> **WHAT YOU WILL DO**:
Only the number is wanted: count the lines in the data with "proBNP" in them.

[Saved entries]

......

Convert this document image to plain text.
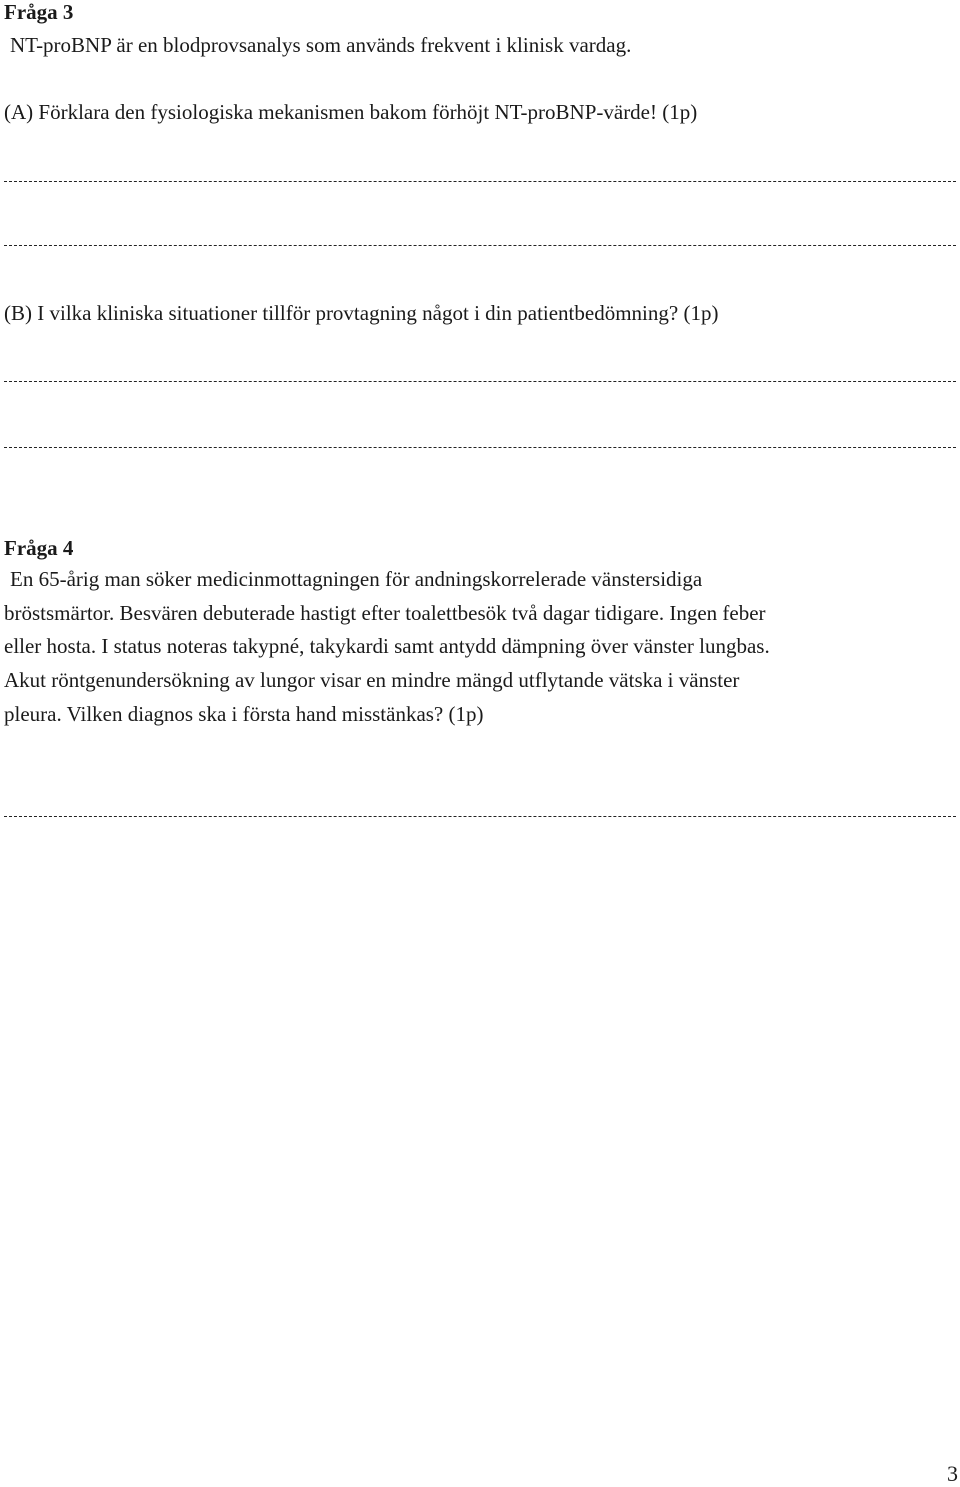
Fråga 3

NT-proBNP är en blodprovsanalys som används frekvent i klinisk vardag.

(A) Förklara den fysiologiska mekanismen bakom förhöjt NT-proBNP-värde! (1p)

(B) I vilka kliniska situationer tillför provtagning något i din patientbedömning? (1p)

Fråga 4
En 65-årig man söker medicinmottagningen för andningskorrelerade vänstersidiga
bröstsmärtor. Besvären debuterade hastigt efter toalettbesök två dagar tidigare. Ingen feber
eller hosta. I status noteras takypné, takykardi samt antydd dämpning över vänster lungbas.
Akut röntgenundersökning av lungor visar en mindre mängd utflytande vätska i vänster
pleura. Vilken diagnos ska i första hand misstänkas? (1p)
3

......

> **WRITTEN RESPONSE**:
2